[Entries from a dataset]
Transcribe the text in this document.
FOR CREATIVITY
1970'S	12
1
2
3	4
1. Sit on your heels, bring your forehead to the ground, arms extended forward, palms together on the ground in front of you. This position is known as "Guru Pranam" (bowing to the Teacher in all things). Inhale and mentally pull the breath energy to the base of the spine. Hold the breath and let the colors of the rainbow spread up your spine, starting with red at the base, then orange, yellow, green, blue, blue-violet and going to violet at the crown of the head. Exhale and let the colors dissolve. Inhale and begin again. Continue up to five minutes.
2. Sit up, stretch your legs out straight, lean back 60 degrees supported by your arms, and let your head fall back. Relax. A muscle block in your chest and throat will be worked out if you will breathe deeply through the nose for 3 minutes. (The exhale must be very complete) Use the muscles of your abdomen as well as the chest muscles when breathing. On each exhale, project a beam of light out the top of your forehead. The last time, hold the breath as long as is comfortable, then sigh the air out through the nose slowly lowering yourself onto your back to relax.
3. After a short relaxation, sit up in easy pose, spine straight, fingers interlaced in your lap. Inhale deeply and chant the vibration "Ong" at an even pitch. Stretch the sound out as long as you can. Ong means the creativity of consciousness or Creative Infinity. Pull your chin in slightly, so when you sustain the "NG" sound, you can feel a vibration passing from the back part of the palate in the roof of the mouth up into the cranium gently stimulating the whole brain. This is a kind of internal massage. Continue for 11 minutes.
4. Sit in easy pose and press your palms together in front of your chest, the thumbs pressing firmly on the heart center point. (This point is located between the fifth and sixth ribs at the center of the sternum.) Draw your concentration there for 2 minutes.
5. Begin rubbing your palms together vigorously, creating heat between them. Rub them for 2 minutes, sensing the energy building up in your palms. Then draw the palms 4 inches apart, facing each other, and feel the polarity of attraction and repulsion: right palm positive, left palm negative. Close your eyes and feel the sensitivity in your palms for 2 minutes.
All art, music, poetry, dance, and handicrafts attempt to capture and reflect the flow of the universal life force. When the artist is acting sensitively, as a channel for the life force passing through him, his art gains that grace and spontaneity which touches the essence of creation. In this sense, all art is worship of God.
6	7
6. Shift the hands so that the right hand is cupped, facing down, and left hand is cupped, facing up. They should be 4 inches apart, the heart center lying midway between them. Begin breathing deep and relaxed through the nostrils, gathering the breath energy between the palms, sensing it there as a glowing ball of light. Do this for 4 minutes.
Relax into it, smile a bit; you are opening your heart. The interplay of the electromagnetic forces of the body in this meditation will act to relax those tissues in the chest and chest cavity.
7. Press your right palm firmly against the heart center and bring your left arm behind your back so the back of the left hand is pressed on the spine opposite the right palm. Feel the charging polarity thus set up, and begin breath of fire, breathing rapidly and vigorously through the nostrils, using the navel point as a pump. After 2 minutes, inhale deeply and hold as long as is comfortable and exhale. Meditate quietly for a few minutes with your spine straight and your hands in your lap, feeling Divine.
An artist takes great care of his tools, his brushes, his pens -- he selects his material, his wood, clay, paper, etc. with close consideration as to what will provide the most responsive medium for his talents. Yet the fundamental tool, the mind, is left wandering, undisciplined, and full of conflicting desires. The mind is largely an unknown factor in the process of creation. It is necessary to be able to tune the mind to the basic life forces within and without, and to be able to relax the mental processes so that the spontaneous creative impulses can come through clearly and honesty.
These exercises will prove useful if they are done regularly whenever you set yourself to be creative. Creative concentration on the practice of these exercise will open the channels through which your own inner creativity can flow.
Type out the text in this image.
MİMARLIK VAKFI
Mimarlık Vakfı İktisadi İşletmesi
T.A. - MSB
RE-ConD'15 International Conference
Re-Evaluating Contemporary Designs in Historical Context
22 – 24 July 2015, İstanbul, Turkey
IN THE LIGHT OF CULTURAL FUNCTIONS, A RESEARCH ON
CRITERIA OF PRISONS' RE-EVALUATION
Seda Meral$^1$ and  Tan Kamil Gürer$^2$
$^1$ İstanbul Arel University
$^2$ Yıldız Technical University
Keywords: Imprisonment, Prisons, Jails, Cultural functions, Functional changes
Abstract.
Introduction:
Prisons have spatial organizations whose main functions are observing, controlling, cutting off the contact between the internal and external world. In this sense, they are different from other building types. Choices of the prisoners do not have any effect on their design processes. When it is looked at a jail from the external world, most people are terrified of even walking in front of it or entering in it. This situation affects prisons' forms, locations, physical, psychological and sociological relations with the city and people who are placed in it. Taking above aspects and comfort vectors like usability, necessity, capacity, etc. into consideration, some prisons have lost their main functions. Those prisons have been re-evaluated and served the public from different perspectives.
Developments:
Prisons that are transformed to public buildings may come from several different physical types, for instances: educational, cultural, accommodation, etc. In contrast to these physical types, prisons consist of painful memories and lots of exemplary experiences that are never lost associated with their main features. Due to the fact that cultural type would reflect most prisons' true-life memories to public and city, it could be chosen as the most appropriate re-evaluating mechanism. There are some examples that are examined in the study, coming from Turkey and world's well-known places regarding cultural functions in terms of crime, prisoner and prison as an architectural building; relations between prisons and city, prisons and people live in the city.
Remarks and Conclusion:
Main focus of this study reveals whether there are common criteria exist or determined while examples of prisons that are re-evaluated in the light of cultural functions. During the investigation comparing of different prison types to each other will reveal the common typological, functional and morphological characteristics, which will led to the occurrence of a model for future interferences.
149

---

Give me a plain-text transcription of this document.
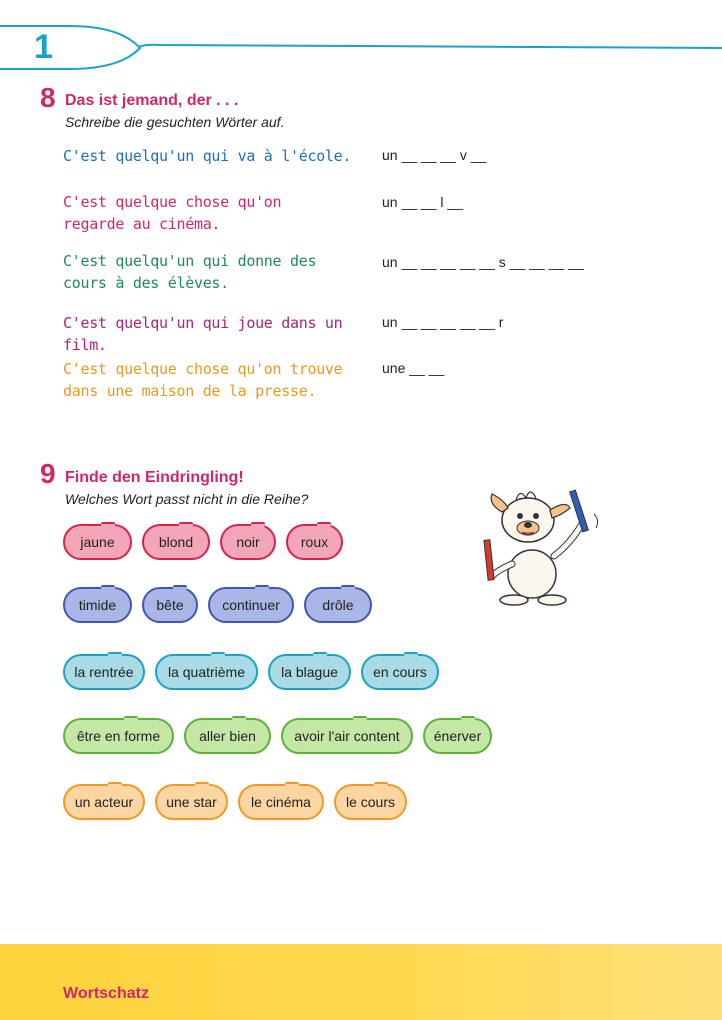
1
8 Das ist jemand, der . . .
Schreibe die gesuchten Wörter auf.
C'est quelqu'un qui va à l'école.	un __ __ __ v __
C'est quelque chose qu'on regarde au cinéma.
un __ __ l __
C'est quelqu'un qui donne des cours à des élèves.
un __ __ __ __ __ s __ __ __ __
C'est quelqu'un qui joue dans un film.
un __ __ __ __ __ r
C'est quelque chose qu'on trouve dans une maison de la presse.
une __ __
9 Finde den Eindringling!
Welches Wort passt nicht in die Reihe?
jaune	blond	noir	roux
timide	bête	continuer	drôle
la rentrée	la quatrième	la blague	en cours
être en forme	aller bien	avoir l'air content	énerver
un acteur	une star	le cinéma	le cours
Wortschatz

(Your objective): Each line with the string "sense" in it needs to be found and copied.

(Solved problem):
All art, music, poetry, dance, and handicrafts attempt to capture and reflect the flow of the universal life force. When the artist is acting sensitively, as a channel for the life force passing through him, his art gains that grace and spontaneity which touches the essence of creation. In this sense, all art is worship of God.
Prisons have spatial organizations whose main functions are observing, controlling, cutting off the contact between the internal and external world. In this sense, they are different from other building types. Choices of the prisoners do not have any effect on their design processes. When it is looked at a jail from the external world, most people are terrified of even walking in front of it or entering in it. This situation affects prisons' forms, locations, physical, psychological and sociological relations with the city and people who are placed in it. Taking above aspects and comfort vectors like usability, necessity, capacity, etc. into consideration, some prisons have lost their main functions. Those prisons have been re-evaluated and served the public from different perspectives.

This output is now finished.